Start Records provided
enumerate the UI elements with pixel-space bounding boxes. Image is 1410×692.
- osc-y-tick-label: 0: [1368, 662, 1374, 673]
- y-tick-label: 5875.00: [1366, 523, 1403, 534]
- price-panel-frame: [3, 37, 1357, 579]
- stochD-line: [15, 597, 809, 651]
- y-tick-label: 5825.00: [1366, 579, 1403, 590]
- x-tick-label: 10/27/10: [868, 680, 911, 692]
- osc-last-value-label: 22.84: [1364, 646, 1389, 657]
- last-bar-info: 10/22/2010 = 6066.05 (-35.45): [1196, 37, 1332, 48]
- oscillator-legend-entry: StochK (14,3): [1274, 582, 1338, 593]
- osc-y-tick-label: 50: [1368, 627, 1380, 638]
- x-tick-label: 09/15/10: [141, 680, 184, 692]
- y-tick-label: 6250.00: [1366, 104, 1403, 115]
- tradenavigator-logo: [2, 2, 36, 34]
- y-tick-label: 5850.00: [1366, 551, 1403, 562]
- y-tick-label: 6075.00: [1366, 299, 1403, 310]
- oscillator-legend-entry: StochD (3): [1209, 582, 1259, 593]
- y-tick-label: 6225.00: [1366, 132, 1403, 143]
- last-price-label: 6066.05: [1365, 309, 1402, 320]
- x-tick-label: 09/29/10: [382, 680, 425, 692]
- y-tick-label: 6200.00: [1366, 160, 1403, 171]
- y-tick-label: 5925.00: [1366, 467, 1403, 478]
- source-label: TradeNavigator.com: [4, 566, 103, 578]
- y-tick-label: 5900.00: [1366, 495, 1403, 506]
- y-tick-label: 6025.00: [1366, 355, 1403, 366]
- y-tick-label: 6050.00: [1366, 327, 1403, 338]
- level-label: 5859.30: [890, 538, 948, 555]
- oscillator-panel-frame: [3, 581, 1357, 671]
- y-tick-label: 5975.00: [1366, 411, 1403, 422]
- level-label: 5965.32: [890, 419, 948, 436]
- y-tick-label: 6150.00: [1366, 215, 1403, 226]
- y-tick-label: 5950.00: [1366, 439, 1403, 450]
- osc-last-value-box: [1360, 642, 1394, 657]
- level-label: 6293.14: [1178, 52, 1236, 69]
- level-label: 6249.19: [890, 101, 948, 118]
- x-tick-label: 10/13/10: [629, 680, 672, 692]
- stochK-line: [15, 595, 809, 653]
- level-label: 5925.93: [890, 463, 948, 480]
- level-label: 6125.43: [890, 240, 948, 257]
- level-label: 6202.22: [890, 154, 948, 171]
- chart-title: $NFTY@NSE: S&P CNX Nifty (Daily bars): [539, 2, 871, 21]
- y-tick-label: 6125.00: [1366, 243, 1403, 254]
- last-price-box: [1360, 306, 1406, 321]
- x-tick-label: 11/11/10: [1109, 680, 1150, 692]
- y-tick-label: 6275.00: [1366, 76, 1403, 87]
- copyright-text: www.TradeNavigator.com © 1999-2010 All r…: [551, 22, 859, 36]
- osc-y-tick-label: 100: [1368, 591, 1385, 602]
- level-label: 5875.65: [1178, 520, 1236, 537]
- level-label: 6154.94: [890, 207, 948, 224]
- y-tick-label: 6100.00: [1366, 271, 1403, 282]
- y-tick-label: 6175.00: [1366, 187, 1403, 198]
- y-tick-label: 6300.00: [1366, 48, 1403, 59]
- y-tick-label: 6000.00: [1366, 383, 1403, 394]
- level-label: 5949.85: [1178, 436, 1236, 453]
End Records provided
What is being asked: Put each line of the material above into a JSON list of strings, with one string per line and blank lines left out.

Result of the exercise:
[
  "enumerate the UI elements with pixel-space bounding boxes. Image is 1410×692.",
  "- osc-y-tick-label: 0: [1368, 662, 1374, 673]",
  "- y-tick-label: 5875.00: [1366, 523, 1403, 534]",
  "- price-panel-frame: [3, 37, 1357, 579]",
  "- stochD-line: [15, 597, 809, 651]",
  "- y-tick-label: 5825.00: [1366, 579, 1403, 590]",
  "- x-tick-label: 10/27/10: [868, 680, 911, 692]",
  "- osc-last-value-label: 22.84: [1364, 646, 1389, 657]",
  "- last-bar-info: 10/22/2010 = 6066.05 (-35.45): [1196, 37, 1332, 48]",
  "- oscillator-legend-entry: StochK (14,3): [1274, 582, 1338, 593]",
  "- osc-y-tick-label: 50: [1368, 627, 1380, 638]",
  "- x-tick-label: 09/15/10: [141, 680, 184, 692]",
  "- y-tick-label: 6250.00: [1366, 104, 1403, 115]",
  "- tradenavigator-logo: [2, 2, 36, 34]",
  "- y-tick-label: 5850.00: [1366, 551, 1403, 562]",
  "- y-tick-label: 6075.00: [1366, 299, 1403, 310]",
  "- oscillator-legend-entry: StochD (3): [1209, 582, 1259, 593]",
  "- y-tick-label: 6225.00: [1366, 132, 1403, 143]",
  "- last-price-label: 6066.05: [1365, 309, 1402, 320]",
  "- x-tick-label: 09/29/10: [382, 680, 425, 692]",
  "- y-tick-label: 6200.00: [1366, 160, 1403, 171]",
  "- y-tick-label: 5925.00: [1366, 467, 1403, 478]",
  "- source-label: TradeNavigator.com: [4, 566, 103, 578]",
  "- y-tick-label: 5900.00: [1366, 495, 1403, 506]",
  "- y-tick-label: 6025.00: [1366, 355, 1403, 366]",
  "- y-tick-label: 6050.00: [1366, 327, 1403, 338]",
  "- level-label: 5859.30: [890, 538, 948, 555]",
  "- oscillator-panel-frame: [3, 581, 1357, 671]",
  "- y-tick-label: 5975.00: [1366, 411, 1403, 422]",
  "- level-label: 5965.32: [890, 419, 948, 436]",
  "- y-tick-label: 6150.00: [1366, 215, 1403, 226]",
  "- y-tick-label: 5950.00: [1366, 439, 1403, 450]",
  "- osc-last-value-box: [1360, 642, 1394, 657]",
  "- level-label: 6293.14: [1178, 52, 1236, 69]",
  "- level-label: 6249.19: [890, 101, 948, 118]",
  "- x-tick-label: 10/13/10: [629, 680, 672, 692]",
  "- stochK-line: [15, 595, 809, 653]",
  "- level-label: 5925.93: [890, 463, 948, 480]",
  "- level-label: 6125.43: [890, 240, 948, 257]",
  "- level-label: 6202.22: [890, 154, 948, 171]",
  "- chart-title: $NFTY@NSE: S&P CNX Nifty (Daily bars): [539, 2, 871, 21]",
  "- y-tick-label: 6125.00: [1366, 243, 1403, 254]",
  "- last-price-box: [1360, 306, 1406, 321]",
  "- x-tick-label: 11/11/10: [1109, 680, 1150, 692]",
  "- y-tick-label: 6275.00: [1366, 76, 1403, 87]",
  "- copyright-text: www.TradeNavigator.com © 1999-2010 All r…: [551, 22, 859, 36]",
  "- osc-y-tick-label: 100: [1368, 591, 1385, 602]",
  "- level-label: 5875.65: [1178, 520, 1236, 537]",
  "- level-label: 6154.94: [890, 207, 948, 224]",
  "- y-tick-label: 6100.00: [1366, 271, 1403, 282]",
  "- y-tick-label: 6175.00: [1366, 187, 1403, 198]",
  "- y-tick-label: 6300.00: [1366, 48, 1403, 59]",
  "- y-tick-label: 6000.00: [1366, 383, 1403, 394]",
  "- level-label: 5949.85: [1178, 436, 1236, 453]"
]